• Given problem 1: Please return the entries verbatim, starting at the first line of the entries and ending with the line containing "- precip-type-letter: R: [310, 665, 318, 678]", both of those lines included.
• Given problem 2: Resume the stock purchase agreement text after its last sentence and continue it.

• Text shown:

STOCK PURCHASE AGREEMENT


THIS STOCK PURCHASE AGREEMENT (this “Agreement”) is entered into as of August 9, 2007 by and between Trico Marine Services, Inc., a Delaware corporation (the “ Company ”), and Kistefos AS, a Norwegian aksjeselskap (stock company) (“ Seller ”).


RECITALS


A.

On July 30, 2007, the Board of Directors of the Company authorized a share repurchase program permitting the Company to repurchase up to $100 million in aggregate purchase price of shares (the “ Shares ”) of the Company’s common stock, par value $0.01 per share (the “Common Stock”), from time to time in open market transactions, including block purchases, or in privately negotiated transactions on a discretionary basis as determined by the Company’s management (the “ Repurchase Program ”).


B.

The Company is subject to the provisions of The Merchant Marine Act of 1920 (the “ Jones Act ”) pursuant to which, among other things, foreign persons (including Seller) may not hold in excess of 25% of the Company’s outstanding Common Stock.  Seller currently owns approximately 20.0% of the Company’s outstanding Common Stock.


C.

In order for the Company’s repurchases of Shares under the Repurchase Program not to result in a violation of the foreign ownership restrictions under the Jones Act, Seller is willing to sell to the Company, and the Company desires to purchase from Seller, up to $20.0 million in aggregate purchase price of its Shares from time to time in conjunction with the Repurchase Program and on the terms and subject to the conditions set forth in this Agreement.


NOW, THEREFORE, in consideration of the premises and the mutual covenants of the parties hereinafter set forth, and for other good and valuable consideration, the receipt and sufficiency of which is hereby acknowledged, the parties hereto hereby agree as follows:


ARTICLE I

PURCHASE AND SALE OF SHARES


1.1

Purchase and Sale . On the terms and subject to the conditions of this Agreement, from time to time and at the times specified in this Agreement, during the period beginning on the date of this Agreement and ending upon the earlier of (i) the date the Company has acquired from Seller Shares with an aggregate Purchase Price (as defined below) of $20.0 million, (ii) the date the Company publicly announces the termination or expiration of the Company’s Repurchase Program or (iii) the date on which the Seller ceases to hold any Shares (the “ Purchase Period ”), the Company may purchase Shares from Seller (each, a “ Purchase ”), and Seller shall sell Shares to the Company, in the amounts, on the terms and subject to the conditions set forth in this Agreement.  Notwithstanding the preceding sentence, if at any time during the Purchase Period Seller is engaged in a “distribution” of Common Stock (as such term is defined under Regulation M (“ Regulation M ”) promulgated by the Securities and Exchange Commission (the “ Commission ”) pursuant to the Securities Exchange Act of 1934, as amended (the “ Exchange Act ”)), then (x) Seller’s obligation to sell, and the Company’s right to Purchase pursuant to this Agreement shall be suspended during the applicable “restricted period” (as such term is defined in Regulation M) and (y) upon the termination of any such restricted period, the number of Shares that the Company may Purchase shall be adjusted pursuant to Section 1.2 below.

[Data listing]
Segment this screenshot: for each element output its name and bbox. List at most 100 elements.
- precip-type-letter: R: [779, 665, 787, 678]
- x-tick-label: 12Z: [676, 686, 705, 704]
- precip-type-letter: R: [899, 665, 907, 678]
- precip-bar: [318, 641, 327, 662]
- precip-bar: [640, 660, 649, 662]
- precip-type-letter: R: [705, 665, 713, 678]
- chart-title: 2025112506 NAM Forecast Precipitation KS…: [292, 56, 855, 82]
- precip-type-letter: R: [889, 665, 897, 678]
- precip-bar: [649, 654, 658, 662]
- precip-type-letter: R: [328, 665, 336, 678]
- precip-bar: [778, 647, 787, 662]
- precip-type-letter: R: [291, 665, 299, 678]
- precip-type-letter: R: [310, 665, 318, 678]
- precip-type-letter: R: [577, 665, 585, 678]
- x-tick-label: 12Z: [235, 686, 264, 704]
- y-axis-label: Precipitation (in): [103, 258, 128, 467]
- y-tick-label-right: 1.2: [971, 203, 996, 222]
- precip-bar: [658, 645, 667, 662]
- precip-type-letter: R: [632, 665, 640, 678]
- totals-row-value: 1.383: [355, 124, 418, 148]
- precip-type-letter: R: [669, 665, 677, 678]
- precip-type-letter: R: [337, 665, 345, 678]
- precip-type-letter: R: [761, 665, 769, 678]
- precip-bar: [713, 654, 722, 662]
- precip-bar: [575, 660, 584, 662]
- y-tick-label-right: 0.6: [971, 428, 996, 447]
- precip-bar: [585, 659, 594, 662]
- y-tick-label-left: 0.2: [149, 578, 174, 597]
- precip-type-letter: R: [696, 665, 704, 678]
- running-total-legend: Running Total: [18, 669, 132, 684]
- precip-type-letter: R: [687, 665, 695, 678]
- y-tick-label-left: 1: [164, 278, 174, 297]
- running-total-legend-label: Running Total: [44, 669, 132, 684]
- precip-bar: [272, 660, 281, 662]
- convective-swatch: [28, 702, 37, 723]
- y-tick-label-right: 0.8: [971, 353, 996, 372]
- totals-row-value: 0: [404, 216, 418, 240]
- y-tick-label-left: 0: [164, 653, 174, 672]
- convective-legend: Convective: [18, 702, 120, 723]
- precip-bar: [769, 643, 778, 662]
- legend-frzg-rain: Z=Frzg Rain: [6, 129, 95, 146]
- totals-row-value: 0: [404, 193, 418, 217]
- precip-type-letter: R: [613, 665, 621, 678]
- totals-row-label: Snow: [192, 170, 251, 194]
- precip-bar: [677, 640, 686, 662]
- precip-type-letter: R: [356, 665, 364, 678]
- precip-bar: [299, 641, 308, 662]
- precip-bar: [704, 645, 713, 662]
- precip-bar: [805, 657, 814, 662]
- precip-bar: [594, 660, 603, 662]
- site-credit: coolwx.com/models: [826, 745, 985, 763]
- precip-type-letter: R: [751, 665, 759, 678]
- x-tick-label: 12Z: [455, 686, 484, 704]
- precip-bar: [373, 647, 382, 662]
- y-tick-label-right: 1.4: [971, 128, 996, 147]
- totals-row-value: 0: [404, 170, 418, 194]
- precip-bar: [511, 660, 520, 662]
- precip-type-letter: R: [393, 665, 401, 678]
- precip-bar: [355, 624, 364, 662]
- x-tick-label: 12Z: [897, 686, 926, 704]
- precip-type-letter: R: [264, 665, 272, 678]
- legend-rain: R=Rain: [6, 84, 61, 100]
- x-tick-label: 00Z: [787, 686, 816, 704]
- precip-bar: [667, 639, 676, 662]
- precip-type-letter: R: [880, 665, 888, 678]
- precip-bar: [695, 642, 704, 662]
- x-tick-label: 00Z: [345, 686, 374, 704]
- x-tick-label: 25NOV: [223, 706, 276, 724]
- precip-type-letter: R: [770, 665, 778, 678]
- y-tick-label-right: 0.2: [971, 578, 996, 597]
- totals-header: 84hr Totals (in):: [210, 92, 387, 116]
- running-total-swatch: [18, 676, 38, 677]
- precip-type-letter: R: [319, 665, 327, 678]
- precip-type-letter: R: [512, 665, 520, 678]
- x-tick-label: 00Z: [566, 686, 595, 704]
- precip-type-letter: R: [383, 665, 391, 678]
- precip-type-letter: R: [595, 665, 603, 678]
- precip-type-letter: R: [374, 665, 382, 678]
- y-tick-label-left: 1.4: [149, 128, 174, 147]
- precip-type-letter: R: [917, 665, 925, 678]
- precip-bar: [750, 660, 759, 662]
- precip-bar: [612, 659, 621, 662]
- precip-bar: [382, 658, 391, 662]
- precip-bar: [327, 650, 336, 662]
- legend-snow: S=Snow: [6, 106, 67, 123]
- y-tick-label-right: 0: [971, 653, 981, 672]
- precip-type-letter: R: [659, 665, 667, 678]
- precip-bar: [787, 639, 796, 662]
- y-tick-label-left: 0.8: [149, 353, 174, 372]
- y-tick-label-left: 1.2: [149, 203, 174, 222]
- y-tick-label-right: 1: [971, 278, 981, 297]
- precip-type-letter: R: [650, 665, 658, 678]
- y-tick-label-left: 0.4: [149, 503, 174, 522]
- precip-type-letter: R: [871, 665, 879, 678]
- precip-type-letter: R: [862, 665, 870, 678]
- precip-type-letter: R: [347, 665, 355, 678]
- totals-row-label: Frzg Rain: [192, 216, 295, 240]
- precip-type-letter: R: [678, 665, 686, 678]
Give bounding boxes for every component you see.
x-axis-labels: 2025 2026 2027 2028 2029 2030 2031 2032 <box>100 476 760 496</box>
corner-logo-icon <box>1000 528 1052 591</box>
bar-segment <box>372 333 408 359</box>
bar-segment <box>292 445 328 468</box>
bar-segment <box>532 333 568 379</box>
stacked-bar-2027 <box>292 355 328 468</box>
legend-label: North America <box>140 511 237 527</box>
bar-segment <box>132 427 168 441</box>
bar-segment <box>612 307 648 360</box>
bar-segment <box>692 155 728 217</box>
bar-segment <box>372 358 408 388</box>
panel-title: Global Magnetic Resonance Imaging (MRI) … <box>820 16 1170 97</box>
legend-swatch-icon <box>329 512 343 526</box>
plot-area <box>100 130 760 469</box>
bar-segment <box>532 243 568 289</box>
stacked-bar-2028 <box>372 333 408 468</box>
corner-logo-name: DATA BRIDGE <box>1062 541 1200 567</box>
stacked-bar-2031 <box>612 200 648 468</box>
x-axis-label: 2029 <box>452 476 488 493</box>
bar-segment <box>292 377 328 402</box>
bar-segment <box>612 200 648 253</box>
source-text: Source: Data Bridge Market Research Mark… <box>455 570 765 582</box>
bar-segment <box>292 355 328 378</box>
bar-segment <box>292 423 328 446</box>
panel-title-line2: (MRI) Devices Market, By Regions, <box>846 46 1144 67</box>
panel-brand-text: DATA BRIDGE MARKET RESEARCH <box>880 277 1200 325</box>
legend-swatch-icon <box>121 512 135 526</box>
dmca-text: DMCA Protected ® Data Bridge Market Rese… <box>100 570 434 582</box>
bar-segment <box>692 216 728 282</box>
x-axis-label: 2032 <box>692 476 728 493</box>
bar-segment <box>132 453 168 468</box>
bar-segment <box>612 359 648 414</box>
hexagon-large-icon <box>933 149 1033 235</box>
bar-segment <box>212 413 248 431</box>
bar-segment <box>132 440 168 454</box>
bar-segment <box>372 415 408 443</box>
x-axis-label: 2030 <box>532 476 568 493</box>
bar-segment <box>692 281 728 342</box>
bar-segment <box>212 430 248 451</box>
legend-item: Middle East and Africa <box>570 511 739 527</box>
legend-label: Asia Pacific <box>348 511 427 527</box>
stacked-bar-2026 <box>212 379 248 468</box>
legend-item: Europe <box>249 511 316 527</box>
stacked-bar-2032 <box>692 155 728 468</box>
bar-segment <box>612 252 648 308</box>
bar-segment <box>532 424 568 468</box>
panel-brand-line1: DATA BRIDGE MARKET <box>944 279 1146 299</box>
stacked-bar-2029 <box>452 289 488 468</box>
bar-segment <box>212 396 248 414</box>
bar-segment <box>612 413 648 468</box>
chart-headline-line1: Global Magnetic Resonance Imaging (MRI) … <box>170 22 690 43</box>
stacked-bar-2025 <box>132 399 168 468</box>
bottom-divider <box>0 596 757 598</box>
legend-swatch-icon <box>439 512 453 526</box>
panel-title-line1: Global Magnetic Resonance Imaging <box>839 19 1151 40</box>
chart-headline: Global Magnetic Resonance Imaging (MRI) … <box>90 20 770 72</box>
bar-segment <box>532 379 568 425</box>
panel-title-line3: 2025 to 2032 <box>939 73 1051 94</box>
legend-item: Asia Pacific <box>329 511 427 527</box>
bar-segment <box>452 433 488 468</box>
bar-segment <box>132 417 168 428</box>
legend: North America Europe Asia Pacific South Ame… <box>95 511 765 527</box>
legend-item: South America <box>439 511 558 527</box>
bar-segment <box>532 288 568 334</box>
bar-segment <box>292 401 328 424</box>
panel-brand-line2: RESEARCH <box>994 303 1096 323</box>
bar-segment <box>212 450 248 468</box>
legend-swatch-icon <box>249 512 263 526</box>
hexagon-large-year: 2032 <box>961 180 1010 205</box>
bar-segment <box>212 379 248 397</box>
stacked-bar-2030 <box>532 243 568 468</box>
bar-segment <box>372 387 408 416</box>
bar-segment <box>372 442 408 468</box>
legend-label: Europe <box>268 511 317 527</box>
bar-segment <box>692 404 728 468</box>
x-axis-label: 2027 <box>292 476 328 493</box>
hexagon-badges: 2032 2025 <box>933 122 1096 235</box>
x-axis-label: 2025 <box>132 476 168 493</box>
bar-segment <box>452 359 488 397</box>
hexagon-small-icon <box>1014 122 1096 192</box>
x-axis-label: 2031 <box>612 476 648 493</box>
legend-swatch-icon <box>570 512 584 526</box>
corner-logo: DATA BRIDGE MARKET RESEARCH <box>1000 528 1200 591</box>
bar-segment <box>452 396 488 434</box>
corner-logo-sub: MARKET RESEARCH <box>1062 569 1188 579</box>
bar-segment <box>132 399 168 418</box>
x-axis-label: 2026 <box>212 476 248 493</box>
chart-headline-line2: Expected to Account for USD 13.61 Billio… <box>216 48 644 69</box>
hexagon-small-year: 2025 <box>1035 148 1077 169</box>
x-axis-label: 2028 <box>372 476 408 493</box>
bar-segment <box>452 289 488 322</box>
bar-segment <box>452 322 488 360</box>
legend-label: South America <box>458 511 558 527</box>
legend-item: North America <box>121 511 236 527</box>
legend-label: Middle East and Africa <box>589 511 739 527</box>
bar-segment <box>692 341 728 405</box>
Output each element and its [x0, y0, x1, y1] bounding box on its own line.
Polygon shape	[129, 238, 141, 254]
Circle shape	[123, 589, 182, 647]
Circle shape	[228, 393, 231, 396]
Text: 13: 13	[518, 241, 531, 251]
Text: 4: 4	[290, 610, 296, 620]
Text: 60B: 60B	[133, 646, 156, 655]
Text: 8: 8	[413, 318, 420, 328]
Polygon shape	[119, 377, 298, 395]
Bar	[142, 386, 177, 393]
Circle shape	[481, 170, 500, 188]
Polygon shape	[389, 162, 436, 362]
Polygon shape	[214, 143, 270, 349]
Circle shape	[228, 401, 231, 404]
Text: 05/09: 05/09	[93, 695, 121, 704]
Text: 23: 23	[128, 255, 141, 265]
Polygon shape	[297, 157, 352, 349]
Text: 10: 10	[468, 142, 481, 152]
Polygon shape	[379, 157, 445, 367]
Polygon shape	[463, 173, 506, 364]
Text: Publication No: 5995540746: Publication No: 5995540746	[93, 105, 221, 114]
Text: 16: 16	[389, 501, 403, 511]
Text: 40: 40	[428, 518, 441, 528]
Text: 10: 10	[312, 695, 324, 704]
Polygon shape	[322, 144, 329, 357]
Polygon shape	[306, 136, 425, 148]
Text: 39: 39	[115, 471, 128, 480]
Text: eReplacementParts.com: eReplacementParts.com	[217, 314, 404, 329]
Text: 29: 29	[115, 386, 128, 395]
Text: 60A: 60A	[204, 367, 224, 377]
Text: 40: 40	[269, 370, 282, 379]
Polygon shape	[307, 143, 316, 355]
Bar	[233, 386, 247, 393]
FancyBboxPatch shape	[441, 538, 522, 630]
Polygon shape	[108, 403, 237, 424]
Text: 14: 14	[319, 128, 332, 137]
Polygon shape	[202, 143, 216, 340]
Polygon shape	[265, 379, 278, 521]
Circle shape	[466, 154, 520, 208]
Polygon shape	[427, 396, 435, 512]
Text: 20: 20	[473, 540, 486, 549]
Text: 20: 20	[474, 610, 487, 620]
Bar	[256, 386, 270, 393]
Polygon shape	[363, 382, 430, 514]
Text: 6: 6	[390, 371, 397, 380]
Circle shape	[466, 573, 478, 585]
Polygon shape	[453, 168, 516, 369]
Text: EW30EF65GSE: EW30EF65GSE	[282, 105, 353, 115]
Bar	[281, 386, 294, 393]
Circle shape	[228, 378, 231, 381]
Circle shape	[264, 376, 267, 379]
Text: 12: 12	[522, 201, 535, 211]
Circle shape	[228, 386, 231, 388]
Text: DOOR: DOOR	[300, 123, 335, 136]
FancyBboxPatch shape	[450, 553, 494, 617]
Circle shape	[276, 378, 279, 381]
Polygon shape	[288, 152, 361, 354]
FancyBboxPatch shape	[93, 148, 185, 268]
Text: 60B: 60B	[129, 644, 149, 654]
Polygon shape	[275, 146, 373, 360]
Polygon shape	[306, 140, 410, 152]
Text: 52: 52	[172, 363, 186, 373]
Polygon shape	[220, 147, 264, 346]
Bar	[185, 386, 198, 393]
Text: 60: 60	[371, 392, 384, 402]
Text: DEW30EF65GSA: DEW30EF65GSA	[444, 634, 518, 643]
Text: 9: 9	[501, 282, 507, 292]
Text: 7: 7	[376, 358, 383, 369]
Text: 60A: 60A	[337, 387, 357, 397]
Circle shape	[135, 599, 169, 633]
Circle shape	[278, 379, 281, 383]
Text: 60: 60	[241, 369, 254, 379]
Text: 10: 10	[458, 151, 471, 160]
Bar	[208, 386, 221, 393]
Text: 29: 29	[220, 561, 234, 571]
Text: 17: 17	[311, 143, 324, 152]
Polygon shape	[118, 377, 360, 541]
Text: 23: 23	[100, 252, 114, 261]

• Output 1:
Segment this screenshot: for each element output its name and bbox. List at most 100 elements.
- precip-type-letter: R: [779, 665, 787, 678]
- x-tick-label: 12Z: [676, 686, 705, 704]
- precip-type-letter: R: [899, 665, 907, 678]
- precip-bar: [318, 641, 327, 662]
- precip-bar: [640, 660, 649, 662]
- precip-type-letter: R: [705, 665, 713, 678]
- chart-title: 2025112506 NAM Forecast Precipitation KS…: [292, 56, 855, 82]
- precip-type-letter: R: [889, 665, 897, 678]
- precip-bar: [649, 654, 658, 662]
- precip-type-letter: R: [328, 665, 336, 678]
- precip-bar: [778, 647, 787, 662]
- precip-type-letter: R: [291, 665, 299, 678]
- precip-type-letter: R: [310, 665, 318, 678]

• Output 2:
1.2

Notice of Purchase .  No later than 5:00 p.m. New York City time on any day that the Company purchases Shares pursuant to the Repurchase Program during the Purchase Period (a “ Trade Date ”) from holders of Shares other than Seller (the “ Other Purchases ”), the Company shall deliver written notice of Purchase (the “ Notice ”) to Seller setting forth the number of Shares to be purchased at the Purchase Price, which number of Shares shall be equal to the number of Shares held by Seller which could be sold such that at the completion of the Other Purchases and the Purchase on any Trade Date (with any fractional share rounded down to the whole Share), Seller shall beneficially own no less than 20.0% of the shares of Common Stock of the Company based on the number of issued and outstanding shares of Common Stock of the Company set forth in the Company’s Quarterly Report on Form 10-Q for the period ended June 30, 2007 (the “Q2/2007/10-Q”), less the number of Shares purchased by the Company pursuant to the Repurchase Program.  Notwithstanding the preceding sentence, after the end of each restricted period, the number of Shares to be purchased by the Company pursuant to the preceding sentence shall be adjusted to equal the number of Shares held by Seller which could be sold such that at the completion of the Other Purchases and the Purchase on any Trade Date (with any fractional share rounded down to the whole Share), Seller shall beneficially own no less than the percentage of the shares of Common Stock of the Company that Seller beneficially owned immediately after the termination of the most recent restricted period based on the number of issued and outstanding shares of Common Stock of the Company set forth in the Q2/2007/10-Q less the sum of the number of Shares purchased by the Company pursuant to the Repurchase Program.  The Notice shall contain a computation of the Purchase Price and a schedule of the Other Purchases (including the number of Shares purchased and the purchase prices therefor). Any excluded fractional share amounts shall be carried over to the next Settlement Date (as defined below) if any, until all such excluded fractional amounts equal at least one whole Share, at which point such Share shall be purchased by the Company on such Settlement Date.


1.3

Calculation of Purchase Price .  The purchase price payable by the Company to Seller for Shares purchased in respect of any Trade Date shall be equal to the volume weighted average price for all Shares purchased in the Other Purchases on the applicable Trade Date (the “ Purchase Price ”).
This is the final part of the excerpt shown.